+++ Material provided
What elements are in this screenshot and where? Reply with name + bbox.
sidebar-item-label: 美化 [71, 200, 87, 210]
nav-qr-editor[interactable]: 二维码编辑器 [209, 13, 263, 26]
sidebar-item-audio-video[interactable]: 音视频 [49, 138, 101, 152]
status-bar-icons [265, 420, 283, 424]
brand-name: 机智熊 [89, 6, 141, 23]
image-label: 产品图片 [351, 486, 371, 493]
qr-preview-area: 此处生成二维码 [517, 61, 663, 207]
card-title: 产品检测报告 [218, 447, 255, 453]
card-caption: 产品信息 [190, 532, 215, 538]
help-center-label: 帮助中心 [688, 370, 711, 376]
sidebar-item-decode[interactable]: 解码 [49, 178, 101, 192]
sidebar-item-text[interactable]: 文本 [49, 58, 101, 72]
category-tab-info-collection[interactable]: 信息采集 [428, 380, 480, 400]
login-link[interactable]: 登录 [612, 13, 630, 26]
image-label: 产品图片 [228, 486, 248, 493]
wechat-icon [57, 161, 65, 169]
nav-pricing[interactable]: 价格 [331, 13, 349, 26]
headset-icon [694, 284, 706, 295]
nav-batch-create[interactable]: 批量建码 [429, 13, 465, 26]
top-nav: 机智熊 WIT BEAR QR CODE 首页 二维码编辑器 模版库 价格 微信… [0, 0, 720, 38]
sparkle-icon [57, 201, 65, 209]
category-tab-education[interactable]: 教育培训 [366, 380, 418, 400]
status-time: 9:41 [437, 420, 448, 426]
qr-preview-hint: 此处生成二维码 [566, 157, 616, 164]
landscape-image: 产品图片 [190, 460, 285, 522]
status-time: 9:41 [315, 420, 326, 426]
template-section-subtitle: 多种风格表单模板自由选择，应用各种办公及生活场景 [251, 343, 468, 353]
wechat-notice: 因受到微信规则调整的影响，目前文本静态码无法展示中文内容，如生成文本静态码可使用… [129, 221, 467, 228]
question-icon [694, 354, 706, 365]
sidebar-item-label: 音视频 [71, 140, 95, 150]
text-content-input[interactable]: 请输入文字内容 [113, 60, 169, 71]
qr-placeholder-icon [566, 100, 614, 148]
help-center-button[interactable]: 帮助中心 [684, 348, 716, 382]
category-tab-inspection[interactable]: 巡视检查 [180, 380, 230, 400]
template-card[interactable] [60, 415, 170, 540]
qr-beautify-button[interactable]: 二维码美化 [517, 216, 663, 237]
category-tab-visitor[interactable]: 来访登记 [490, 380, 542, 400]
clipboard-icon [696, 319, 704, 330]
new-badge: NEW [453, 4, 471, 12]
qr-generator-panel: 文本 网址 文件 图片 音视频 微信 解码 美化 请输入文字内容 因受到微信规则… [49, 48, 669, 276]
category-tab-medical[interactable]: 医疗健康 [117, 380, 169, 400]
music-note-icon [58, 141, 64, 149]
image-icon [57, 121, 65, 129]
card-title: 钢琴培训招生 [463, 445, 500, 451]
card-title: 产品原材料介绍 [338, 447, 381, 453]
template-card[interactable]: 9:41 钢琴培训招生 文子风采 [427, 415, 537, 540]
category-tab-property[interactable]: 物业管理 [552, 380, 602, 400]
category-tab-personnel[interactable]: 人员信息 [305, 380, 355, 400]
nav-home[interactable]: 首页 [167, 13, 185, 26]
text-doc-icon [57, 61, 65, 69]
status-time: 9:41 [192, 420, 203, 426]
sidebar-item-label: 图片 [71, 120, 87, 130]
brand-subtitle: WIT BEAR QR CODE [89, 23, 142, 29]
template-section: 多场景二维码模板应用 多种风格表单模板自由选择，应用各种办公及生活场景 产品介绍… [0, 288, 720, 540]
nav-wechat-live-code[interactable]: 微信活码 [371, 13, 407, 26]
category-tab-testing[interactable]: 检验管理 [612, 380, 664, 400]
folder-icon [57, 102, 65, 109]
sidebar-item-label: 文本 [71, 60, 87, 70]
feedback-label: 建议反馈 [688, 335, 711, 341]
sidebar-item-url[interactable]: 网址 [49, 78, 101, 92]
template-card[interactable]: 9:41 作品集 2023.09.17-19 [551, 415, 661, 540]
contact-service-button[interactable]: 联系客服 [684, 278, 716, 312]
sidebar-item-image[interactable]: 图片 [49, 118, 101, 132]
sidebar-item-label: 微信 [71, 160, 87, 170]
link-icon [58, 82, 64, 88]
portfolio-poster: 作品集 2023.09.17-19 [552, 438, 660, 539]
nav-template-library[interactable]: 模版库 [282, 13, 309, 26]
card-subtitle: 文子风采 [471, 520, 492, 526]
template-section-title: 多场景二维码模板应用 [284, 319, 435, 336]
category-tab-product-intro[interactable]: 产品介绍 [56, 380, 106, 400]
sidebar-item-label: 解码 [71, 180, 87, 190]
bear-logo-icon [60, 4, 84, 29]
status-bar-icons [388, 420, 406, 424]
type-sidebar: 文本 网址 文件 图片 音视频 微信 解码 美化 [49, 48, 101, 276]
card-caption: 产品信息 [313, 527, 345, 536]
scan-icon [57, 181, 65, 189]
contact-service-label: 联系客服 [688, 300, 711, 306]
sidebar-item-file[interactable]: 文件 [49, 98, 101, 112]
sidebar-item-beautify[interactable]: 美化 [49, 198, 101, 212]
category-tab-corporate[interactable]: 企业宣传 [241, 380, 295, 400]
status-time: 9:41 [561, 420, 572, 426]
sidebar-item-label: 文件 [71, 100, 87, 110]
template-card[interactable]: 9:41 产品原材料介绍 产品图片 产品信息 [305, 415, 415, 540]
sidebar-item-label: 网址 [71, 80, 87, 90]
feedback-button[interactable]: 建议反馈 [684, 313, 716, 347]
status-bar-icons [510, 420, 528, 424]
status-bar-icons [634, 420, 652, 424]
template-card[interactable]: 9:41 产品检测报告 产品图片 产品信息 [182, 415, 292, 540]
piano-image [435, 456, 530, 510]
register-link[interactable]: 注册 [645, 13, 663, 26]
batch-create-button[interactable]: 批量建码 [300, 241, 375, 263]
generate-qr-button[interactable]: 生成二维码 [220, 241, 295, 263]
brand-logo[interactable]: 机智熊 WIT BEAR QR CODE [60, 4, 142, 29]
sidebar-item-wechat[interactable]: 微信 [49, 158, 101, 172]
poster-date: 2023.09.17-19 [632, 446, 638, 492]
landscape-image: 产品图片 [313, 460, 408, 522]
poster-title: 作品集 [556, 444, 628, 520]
++++++
Rewrite all the records above, changing every "template-card" to "form-card" and leaving everything else the same.

What elements are in this screenshot and where? Reply with name + bbox.
sidebar-item-label: 美化 [71, 200, 87, 210]
nav-qr-editor[interactable]: 二维码编辑器 [209, 13, 263, 26]
sidebar-item-audio-video[interactable]: 音视频 [49, 138, 101, 152]
status-bar-icons [265, 420, 283, 424]
brand-name: 机智熊 [89, 6, 141, 23]
image-label: 产品图片 [351, 486, 371, 493]
qr-preview-area: 此处生成二维码 [517, 61, 663, 207]
card-title: 产品检测报告 [218, 447, 255, 453]
card-caption: 产品信息 [190, 532, 215, 538]
help-center-label: 帮助中心 [688, 370, 711, 376]
sidebar-item-decode[interactable]: 解码 [49, 178, 101, 192]
sidebar-item-text[interactable]: 文本 [49, 58, 101, 72]
category-tab-info-collection[interactable]: 信息采集 [428, 380, 480, 400]
login-link[interactable]: 登录 [612, 13, 630, 26]
image-label: 产品图片 [228, 486, 248, 493]
wechat-icon [57, 161, 65, 169]
nav-pricing[interactable]: 价格 [331, 13, 349, 26]
headset-icon [694, 284, 706, 295]
nav-batch-create[interactable]: 批量建码 [429, 13, 465, 26]
top-nav: 机智熊 WIT BEAR QR CODE 首页 二维码编辑器 模版库 价格 微信… [0, 0, 720, 38]
sparkle-icon [57, 201, 65, 209]
category-tab-education[interactable]: 教育培训 [366, 380, 418, 400]
status-time: 9:41 [437, 420, 448, 426]
qr-preview-hint: 此处生成二维码 [566, 157, 616, 164]
landscape-image: 产品图片 [190, 460, 285, 522]
status-time: 9:41 [315, 420, 326, 426]
template-section-subtitle: 多种风格表单模板自由选择，应用各种办公及生活场景 [251, 343, 468, 353]
wechat-notice: 因受到微信规则调整的影响，目前文本静态码无法展示中文内容，如生成文本静态码可使用… [129, 221, 467, 228]
question-icon [694, 354, 706, 365]
sidebar-item-label: 音视频 [71, 140, 95, 150]
text-content-input[interactable]: 请输入文字内容 [113, 60, 169, 71]
qr-placeholder-icon [566, 100, 614, 148]
help-center-button[interactable]: 帮助中心 [684, 348, 716, 382]
category-tab-inspection[interactable]: 巡视检查 [180, 380, 230, 400]
form-card[interactable] [60, 415, 170, 540]
qr-beautify-button[interactable]: 二维码美化 [517, 216, 663, 237]
category-tab-visitor[interactable]: 来访登记 [490, 380, 542, 400]
clipboard-icon [696, 319, 704, 330]
new-badge: NEW [453, 4, 471, 12]
qr-generator-panel: 文本 网址 文件 图片 音视频 微信 解码 美化 请输入文字内容 因受到微信规则… [49, 48, 669, 276]
category-tab-medical[interactable]: 医疗健康 [117, 380, 169, 400]
music-note-icon [58, 141, 64, 149]
image-icon [57, 121, 65, 129]
card-title: 钢琴培训招生 [463, 445, 500, 451]
card-title: 产品原材料介绍 [338, 447, 381, 453]
form-card[interactable]: 9:41 钢琴培训招生 文子风采 [427, 415, 537, 540]
category-tab-property[interactable]: 物业管理 [552, 380, 602, 400]
category-tab-personnel[interactable]: 人员信息 [305, 380, 355, 400]
nav-home[interactable]: 首页 [167, 13, 185, 26]
text-doc-icon [57, 61, 65, 69]
status-time: 9:41 [192, 420, 203, 426]
sidebar-item-label: 图片 [71, 120, 87, 130]
brand-subtitle: WIT BEAR QR CODE [89, 23, 142, 29]
template-section: 多场景二维码模板应用 多种风格表单模板自由选择，应用各种办公及生活场景 产品介绍… [0, 288, 720, 540]
nav-wechat-live-code[interactable]: 微信活码 [371, 13, 407, 26]
category-tab-testing[interactable]: 检验管理 [612, 380, 664, 400]
folder-icon [57, 102, 65, 109]
sidebar-item-label: 文本 [71, 60, 87, 70]
feedback-label: 建议反馈 [688, 335, 711, 341]
sidebar-item-url[interactable]: 网址 [49, 78, 101, 92]
form-card[interactable]: 9:41 作品集 2023.09.17-19 [551, 415, 661, 540]
contact-service-button[interactable]: 联系客服 [684, 278, 716, 312]
sidebar-item-image[interactable]: 图片 [49, 118, 101, 132]
sidebar-item-label: 微信 [71, 160, 87, 170]
link-icon [58, 82, 64, 88]
portfolio-poster: 作品集 2023.09.17-19 [552, 438, 660, 539]
nav-template-library[interactable]: 模版库 [282, 13, 309, 26]
card-subtitle: 文子风采 [471, 520, 492, 526]
template-section-title: 多场景二维码模板应用 [284, 319, 435, 336]
category-tab-product-intro[interactable]: 产品介绍 [56, 380, 106, 400]
sidebar-item-label: 解码 [71, 180, 87, 190]
bear-logo-icon [60, 4, 84, 29]
status-bar-icons [388, 420, 406, 424]
type-sidebar: 文本 网址 文件 图片 音视频 微信 解码 美化 [49, 48, 101, 276]
card-caption: 产品信息 [313, 527, 345, 536]
scan-icon [57, 181, 65, 189]
contact-service-label: 联系客服 [688, 300, 711, 306]
sidebar-item-file[interactable]: 文件 [49, 98, 101, 112]
sidebar-item-beautify[interactable]: 美化 [49, 198, 101, 212]
category-tab-corporate[interactable]: 企业宣传 [241, 380, 295, 400]
status-time: 9:41 [561, 420, 572, 426]
sidebar-item-label: 文件 [71, 100, 87, 110]
form-card[interactable]: 9:41 产品原材料介绍 产品图片 产品信息 [305, 415, 415, 540]
sidebar-item-label: 网址 [71, 80, 87, 90]
feedback-button[interactable]: 建议反馈 [684, 313, 716, 347]
status-bar-icons [510, 420, 528, 424]
status-bar-icons [634, 420, 652, 424]
form-card[interactable]: 9:41 产品检测报告 产品图片 产品信息 [182, 415, 292, 540]
piano-image [435, 456, 530, 510]
register-link[interactable]: 注册 [645, 13, 663, 26]
batch-create-button[interactable]: 批量建码 [300, 241, 375, 263]
generate-qr-button[interactable]: 生成二维码 [220, 241, 295, 263]
brand-logo[interactable]: 机智熊 WIT BEAR QR CODE [60, 4, 142, 29]
sidebar-item-wechat[interactable]: 微信 [49, 158, 101, 172]
poster-date: 2023.09.17-19 [632, 446, 638, 492]
landscape-image: 产品图片 [313, 460, 408, 522]
poster-title: 作品集 [556, 444, 628, 520]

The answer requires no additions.